Data excerpts:
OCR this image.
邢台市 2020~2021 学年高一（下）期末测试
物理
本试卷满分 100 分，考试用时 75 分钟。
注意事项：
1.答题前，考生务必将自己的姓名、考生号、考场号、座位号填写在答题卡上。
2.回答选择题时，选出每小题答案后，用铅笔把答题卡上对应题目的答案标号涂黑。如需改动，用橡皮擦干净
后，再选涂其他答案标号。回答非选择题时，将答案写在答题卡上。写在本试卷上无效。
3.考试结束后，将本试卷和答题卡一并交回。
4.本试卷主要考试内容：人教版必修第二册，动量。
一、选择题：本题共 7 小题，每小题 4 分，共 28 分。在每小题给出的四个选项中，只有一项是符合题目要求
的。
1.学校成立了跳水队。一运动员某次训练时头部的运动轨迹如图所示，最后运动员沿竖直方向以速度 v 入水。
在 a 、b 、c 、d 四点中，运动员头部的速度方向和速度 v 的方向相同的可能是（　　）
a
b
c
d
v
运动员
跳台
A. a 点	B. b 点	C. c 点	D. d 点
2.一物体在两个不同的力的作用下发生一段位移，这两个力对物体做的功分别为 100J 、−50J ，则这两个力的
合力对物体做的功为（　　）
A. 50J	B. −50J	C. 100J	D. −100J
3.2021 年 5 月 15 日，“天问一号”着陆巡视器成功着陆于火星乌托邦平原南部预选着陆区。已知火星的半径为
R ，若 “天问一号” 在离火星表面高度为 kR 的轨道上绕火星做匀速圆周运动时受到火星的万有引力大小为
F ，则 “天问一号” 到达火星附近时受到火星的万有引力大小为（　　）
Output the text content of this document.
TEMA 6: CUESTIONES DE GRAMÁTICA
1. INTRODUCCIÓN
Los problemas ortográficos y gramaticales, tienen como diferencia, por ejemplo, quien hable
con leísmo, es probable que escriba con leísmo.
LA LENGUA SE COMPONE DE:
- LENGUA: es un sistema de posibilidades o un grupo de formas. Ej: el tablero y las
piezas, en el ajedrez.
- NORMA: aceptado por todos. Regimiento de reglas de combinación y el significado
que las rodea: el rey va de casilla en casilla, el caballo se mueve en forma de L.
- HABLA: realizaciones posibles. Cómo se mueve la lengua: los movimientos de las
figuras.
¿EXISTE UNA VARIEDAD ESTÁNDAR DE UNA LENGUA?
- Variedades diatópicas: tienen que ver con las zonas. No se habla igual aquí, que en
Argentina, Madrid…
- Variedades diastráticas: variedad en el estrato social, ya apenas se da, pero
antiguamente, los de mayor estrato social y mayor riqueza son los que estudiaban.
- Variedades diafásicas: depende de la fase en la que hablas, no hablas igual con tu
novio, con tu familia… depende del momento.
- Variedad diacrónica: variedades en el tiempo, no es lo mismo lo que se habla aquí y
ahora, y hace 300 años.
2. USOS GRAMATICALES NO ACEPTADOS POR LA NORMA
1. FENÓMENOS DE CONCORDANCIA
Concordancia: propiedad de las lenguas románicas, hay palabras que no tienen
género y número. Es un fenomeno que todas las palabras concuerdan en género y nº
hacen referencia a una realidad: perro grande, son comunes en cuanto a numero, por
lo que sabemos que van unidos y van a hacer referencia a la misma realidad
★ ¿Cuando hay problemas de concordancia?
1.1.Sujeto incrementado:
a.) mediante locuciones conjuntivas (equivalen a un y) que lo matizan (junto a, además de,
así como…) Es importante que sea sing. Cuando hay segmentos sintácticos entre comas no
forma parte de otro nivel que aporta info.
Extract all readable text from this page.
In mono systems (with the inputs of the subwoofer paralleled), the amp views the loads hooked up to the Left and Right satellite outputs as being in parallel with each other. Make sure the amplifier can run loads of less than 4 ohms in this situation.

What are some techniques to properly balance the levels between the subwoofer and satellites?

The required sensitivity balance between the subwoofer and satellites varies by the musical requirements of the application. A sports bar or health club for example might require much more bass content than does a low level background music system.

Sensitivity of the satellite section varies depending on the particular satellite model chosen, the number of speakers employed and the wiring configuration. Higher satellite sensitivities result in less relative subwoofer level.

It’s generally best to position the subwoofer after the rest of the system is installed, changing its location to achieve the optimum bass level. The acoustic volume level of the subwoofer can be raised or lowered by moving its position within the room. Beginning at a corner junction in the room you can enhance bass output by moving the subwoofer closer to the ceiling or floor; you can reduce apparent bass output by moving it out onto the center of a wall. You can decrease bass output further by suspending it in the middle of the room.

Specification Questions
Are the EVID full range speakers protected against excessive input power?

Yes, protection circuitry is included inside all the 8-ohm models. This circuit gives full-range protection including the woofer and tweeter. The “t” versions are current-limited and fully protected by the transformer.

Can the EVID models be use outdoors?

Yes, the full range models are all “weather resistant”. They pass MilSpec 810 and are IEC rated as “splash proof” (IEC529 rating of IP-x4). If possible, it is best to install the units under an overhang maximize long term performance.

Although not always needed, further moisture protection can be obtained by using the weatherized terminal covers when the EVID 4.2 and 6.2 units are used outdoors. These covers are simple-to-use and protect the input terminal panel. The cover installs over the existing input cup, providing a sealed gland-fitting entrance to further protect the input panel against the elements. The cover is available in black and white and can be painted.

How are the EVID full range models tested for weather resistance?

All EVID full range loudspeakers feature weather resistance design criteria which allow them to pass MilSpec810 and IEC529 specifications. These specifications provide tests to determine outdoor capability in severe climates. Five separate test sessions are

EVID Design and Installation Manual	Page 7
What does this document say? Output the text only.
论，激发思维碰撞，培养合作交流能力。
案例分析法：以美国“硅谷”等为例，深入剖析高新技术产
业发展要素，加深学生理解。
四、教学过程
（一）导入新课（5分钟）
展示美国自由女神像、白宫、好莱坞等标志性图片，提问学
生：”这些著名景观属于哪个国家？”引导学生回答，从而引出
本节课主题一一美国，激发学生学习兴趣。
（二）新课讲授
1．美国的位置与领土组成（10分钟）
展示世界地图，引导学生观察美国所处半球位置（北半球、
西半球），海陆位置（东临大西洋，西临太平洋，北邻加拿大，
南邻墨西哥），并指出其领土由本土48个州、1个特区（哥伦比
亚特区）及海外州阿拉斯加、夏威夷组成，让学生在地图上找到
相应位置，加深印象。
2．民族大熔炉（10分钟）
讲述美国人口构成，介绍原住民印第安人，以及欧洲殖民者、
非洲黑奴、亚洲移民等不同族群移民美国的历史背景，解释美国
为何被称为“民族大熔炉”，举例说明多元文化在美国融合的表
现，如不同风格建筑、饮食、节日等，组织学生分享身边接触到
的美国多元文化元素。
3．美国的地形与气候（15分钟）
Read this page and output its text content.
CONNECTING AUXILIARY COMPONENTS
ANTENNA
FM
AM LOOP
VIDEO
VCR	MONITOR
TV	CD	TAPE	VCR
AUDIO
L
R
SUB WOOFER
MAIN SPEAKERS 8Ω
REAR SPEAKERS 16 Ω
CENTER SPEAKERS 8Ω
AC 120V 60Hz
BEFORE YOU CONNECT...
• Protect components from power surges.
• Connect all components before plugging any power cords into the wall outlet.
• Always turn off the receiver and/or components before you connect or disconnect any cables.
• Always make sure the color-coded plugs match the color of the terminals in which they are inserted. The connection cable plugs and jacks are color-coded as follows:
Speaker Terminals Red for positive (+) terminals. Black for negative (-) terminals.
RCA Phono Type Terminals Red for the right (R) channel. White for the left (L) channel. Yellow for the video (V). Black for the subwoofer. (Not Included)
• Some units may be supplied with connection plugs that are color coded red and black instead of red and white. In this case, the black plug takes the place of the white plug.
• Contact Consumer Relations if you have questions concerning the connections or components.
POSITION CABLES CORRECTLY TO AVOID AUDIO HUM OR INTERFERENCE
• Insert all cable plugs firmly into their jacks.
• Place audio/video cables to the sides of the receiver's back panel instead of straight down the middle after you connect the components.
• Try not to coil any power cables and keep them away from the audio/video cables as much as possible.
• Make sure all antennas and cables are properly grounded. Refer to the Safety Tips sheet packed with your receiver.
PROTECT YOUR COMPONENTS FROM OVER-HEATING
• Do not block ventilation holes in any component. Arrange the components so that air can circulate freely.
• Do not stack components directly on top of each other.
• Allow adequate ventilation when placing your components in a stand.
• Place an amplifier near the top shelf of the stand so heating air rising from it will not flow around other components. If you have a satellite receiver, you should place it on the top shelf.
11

JOB —
In the entries above, find every line with the word "have" and list it.

IN RESPONSE —
• Contact Consumer Relations if you have questions concerning the connections or components.
• Place an amplifier near the top shelf of the stand so heating air rising from it will not flow around other components. If you have a satellite receiver, you should place it on the top shelf.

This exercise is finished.